» PROBLEM TO WORK ON: Reproduce word for word the lines below that run from the one containing "Patent image size: (765, 783)." through the one containing "The third light emitting chips 21c is", including both of those lines.

***** DATASET ROWS *****

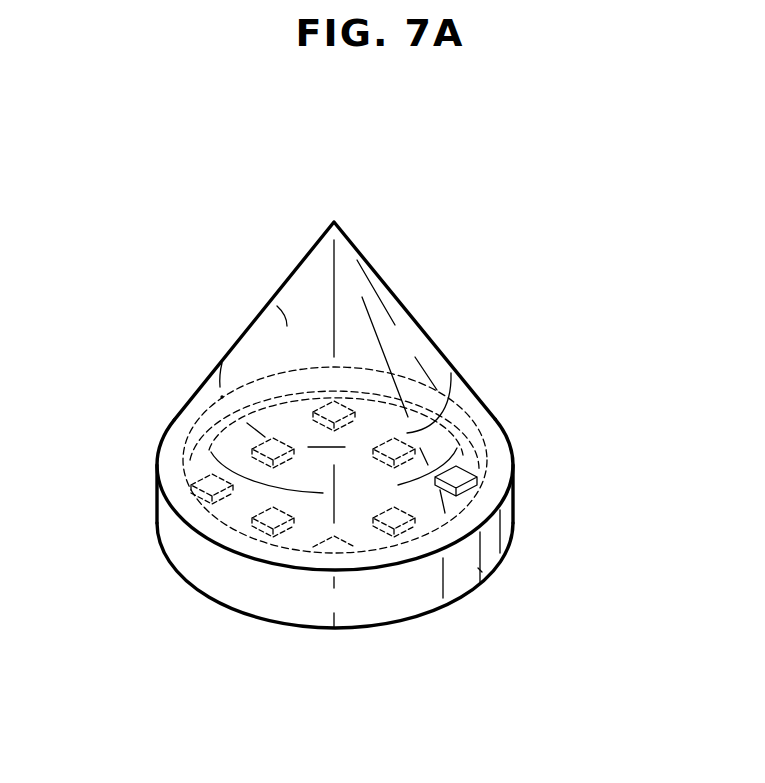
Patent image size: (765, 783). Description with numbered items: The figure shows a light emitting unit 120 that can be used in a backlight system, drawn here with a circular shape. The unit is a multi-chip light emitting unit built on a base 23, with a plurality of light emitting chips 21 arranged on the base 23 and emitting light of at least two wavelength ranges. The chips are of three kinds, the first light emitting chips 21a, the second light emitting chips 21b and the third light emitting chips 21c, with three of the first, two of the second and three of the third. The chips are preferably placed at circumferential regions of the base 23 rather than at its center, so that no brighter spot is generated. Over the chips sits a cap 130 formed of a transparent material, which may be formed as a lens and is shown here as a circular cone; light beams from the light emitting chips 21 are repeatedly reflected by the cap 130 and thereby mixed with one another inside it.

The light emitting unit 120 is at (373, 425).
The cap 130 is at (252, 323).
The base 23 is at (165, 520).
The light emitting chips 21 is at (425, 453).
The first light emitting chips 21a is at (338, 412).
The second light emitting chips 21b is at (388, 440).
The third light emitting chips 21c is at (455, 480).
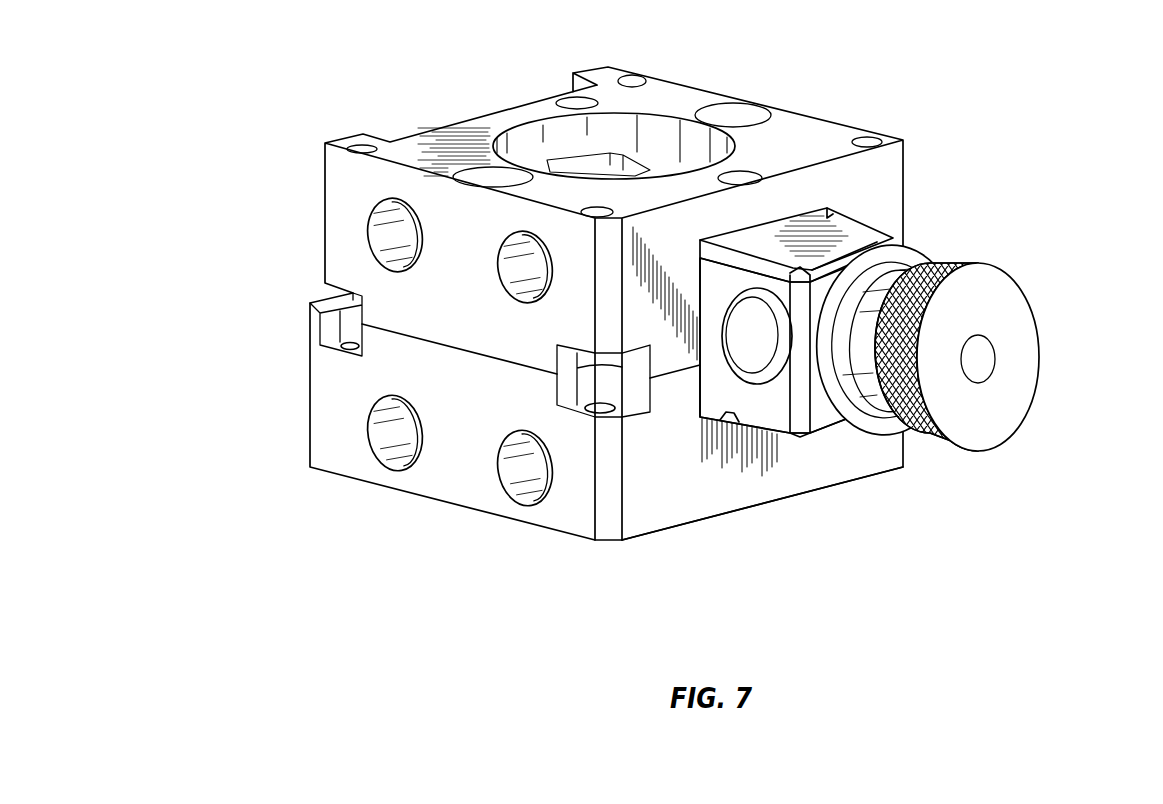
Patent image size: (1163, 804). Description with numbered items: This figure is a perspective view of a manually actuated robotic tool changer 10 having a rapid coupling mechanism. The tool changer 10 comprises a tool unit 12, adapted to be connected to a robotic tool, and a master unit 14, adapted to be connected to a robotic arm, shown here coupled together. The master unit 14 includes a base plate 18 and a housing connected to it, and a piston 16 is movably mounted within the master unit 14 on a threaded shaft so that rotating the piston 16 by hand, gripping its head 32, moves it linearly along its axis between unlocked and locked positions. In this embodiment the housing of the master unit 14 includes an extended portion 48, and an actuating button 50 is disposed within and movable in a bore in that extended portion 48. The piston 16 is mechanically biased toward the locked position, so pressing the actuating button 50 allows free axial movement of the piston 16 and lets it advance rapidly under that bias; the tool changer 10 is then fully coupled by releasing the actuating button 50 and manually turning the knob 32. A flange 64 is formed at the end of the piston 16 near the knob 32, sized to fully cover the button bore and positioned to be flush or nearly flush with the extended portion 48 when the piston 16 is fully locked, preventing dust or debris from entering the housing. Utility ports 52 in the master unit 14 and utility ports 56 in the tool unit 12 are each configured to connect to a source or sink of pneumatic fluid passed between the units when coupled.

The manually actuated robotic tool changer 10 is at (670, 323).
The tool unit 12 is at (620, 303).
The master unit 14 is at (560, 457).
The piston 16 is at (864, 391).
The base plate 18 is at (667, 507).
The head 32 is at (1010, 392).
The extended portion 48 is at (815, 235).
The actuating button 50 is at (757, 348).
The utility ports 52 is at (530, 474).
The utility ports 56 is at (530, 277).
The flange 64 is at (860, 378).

*****
***** DATASET ROWS *****

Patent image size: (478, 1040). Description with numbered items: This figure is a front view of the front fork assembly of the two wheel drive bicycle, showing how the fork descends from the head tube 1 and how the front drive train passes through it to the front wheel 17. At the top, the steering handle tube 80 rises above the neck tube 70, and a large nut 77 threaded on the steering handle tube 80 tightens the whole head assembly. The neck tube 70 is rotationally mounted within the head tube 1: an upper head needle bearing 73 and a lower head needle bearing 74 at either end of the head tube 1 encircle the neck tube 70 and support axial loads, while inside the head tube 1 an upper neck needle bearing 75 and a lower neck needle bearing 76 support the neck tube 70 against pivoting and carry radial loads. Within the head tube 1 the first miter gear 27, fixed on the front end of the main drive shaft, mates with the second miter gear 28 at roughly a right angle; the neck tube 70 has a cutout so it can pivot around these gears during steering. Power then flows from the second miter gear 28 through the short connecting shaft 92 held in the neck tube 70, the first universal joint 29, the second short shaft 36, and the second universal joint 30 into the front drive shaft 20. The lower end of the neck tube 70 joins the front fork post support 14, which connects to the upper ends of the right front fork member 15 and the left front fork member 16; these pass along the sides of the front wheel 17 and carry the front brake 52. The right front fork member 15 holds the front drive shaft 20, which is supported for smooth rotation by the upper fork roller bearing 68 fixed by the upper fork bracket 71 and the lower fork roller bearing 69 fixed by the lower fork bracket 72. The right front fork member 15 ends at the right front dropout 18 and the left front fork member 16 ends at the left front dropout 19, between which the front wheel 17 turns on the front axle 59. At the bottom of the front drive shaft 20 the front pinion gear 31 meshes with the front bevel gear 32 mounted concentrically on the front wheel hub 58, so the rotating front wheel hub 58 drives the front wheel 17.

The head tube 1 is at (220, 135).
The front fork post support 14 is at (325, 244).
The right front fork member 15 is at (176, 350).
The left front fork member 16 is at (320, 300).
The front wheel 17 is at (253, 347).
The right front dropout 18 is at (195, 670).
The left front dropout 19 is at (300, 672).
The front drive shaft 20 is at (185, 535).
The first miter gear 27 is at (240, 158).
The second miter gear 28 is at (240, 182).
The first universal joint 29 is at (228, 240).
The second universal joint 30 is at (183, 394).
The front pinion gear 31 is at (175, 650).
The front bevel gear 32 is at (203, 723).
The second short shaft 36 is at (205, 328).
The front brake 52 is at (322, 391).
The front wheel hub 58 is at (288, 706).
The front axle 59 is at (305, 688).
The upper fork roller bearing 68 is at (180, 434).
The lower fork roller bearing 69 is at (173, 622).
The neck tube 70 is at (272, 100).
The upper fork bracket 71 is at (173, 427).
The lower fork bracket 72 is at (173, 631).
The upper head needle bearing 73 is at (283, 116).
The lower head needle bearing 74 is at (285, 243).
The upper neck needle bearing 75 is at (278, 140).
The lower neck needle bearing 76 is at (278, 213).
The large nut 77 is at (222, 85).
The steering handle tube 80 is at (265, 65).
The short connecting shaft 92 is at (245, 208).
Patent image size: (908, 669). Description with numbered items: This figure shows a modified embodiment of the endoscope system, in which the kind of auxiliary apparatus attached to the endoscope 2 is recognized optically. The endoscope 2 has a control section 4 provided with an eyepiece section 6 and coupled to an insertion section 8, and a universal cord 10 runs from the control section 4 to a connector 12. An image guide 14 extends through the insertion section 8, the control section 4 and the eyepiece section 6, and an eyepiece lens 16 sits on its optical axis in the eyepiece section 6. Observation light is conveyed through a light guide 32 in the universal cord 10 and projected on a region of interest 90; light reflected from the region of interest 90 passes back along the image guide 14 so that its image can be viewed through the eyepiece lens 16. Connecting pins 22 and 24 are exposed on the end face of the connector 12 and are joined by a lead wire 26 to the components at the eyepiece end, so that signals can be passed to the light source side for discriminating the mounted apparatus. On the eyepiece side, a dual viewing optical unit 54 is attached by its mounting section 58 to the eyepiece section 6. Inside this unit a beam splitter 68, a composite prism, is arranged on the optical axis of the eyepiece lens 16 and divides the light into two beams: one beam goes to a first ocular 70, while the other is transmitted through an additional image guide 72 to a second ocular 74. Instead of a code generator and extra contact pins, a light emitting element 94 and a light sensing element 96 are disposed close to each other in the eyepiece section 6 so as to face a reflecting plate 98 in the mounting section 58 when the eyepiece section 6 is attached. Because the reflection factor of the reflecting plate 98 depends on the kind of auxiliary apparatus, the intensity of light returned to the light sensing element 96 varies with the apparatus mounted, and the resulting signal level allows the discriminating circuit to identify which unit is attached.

*****
***** DATASET ROWS *****

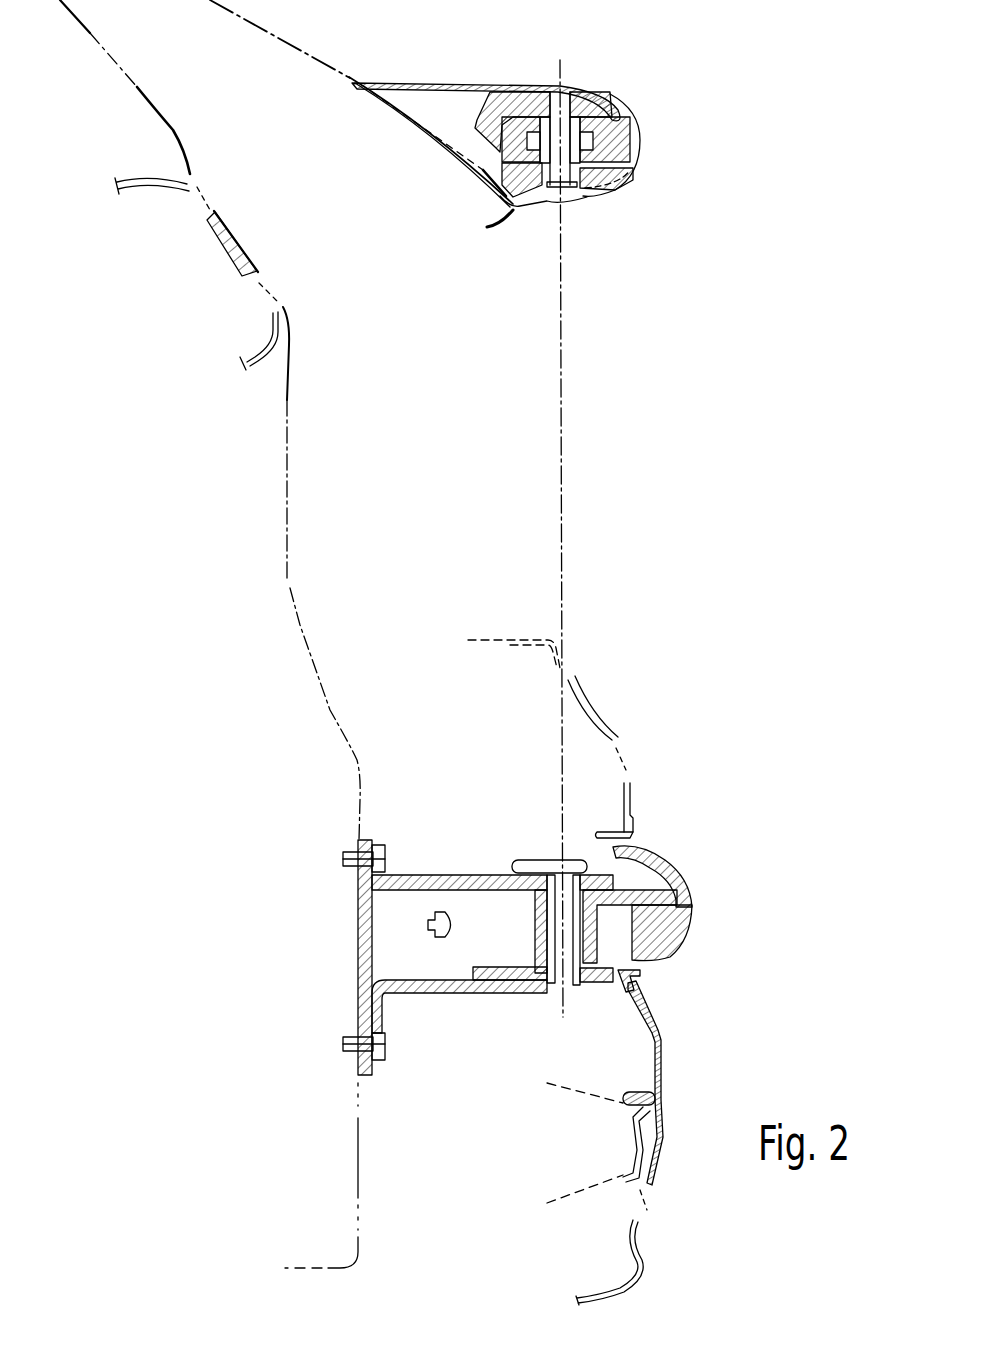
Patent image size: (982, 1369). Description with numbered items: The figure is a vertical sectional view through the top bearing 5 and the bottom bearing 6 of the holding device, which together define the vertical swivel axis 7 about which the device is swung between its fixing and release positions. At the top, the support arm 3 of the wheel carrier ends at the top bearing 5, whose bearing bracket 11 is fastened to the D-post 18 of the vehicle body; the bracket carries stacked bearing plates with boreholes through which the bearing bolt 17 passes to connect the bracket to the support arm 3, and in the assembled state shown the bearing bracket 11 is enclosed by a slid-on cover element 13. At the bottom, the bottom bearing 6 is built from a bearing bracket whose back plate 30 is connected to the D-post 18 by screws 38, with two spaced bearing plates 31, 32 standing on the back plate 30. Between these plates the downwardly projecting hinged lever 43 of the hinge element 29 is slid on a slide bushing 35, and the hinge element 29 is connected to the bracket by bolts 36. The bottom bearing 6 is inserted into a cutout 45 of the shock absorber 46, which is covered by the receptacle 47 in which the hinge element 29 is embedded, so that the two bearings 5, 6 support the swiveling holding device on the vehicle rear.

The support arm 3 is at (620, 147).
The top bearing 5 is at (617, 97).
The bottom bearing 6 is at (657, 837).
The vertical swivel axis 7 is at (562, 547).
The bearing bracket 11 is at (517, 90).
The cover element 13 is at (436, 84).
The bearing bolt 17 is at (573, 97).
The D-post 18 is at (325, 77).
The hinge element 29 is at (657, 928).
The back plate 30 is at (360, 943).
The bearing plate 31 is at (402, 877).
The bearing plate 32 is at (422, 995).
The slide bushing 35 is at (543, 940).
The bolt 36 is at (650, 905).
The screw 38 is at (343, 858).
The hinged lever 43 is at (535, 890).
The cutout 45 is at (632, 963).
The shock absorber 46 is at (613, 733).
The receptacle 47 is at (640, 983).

*****

» CORRECT RESULT:
Patent image size: (765, 783). Description with numbered items: The figure shows a light emitting unit 120 that can be used in a backlight system, drawn here with a circular shape. The unit is a multi-chip light emitting unit built on a base 23, with a plurality of light emitting chips 21 arranged on the base 23 and emitting light of at least two wavelength ranges. The chips are of three kinds, the first light emitting chips 21a, the second light emitting chips 21b and the third light emitting chips 21c, with three of the first, two of the second and three of the third. The chips are preferably placed at circumferential regions of the base 23 rather than at its center, so that no brighter spot is generated. Over the chips sits a cap 130 formed of a transparent material, which may be formed as a lens and is shown here as a circular cone; light beams from the light emitting chips 21 are repeatedly reflected by the cap 130 and thereby mixed with one another inside it.

The light emitting unit 120 is at (373, 425).
The cap 130 is at (252, 323).
The base 23 is at (165, 520).
The light emitting chips 21 is at (425, 453).
The first light emitting chips 21a is at (338, 412).
The second light emitting chips 21b is at (388, 440).
The third light emitting chips 21c is at (455, 480).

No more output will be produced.